'''
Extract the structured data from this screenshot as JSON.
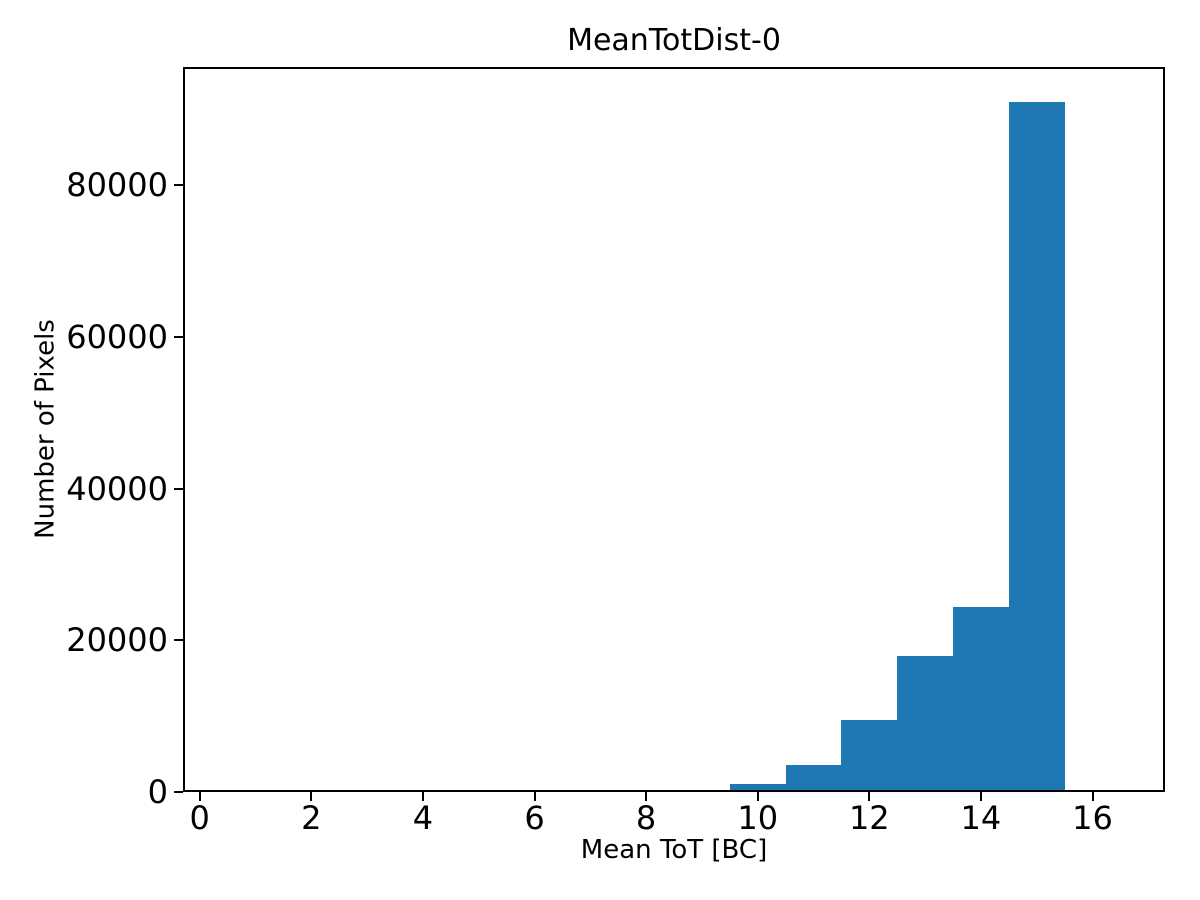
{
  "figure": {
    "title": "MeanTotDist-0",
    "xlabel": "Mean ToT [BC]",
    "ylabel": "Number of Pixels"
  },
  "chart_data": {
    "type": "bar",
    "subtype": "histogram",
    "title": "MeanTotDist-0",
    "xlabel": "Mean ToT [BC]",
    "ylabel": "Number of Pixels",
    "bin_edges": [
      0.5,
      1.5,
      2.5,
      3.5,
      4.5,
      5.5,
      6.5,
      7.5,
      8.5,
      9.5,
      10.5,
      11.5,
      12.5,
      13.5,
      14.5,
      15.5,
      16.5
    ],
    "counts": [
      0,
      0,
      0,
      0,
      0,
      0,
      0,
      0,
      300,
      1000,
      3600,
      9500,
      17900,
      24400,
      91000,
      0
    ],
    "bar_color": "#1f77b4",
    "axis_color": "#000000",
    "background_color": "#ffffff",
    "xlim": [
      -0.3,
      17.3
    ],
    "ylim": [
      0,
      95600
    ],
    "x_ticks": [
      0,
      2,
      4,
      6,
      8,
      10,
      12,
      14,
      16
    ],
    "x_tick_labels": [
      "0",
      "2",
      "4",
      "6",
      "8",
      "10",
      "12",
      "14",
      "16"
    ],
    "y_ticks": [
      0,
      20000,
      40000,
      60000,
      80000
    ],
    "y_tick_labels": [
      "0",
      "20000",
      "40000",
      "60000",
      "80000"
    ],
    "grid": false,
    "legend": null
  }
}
'''
'''
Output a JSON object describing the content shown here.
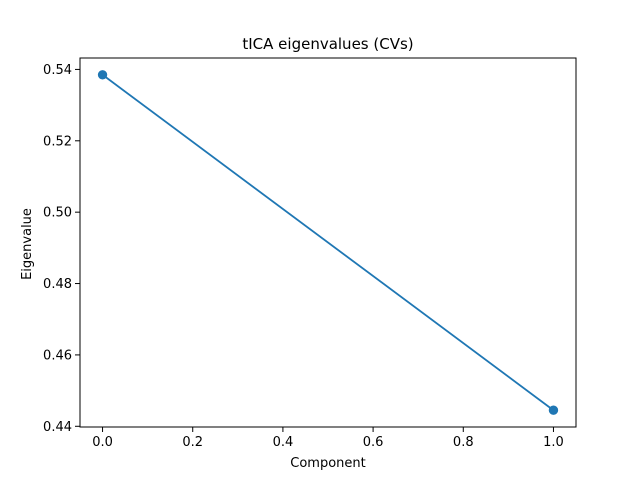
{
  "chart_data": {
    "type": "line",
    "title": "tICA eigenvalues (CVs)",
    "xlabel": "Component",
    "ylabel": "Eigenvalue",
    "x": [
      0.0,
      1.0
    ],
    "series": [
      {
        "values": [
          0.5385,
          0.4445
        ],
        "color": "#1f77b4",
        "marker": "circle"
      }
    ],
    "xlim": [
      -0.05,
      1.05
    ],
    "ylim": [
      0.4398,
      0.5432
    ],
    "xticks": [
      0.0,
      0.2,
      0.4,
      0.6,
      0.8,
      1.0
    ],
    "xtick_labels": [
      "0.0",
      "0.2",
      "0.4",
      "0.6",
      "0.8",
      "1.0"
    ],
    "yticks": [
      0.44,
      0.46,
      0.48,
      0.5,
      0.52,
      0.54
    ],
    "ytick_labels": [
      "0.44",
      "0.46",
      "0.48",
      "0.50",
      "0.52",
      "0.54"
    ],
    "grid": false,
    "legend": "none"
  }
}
'''
Written exercise:
Search the data for "ylabel" and list every line in which it occurs.

Complete answer:
    "ylabel": "Number of Pixels"
    "ylabel": "Number of Pixels",
    "ylabel": "Eigenvalue",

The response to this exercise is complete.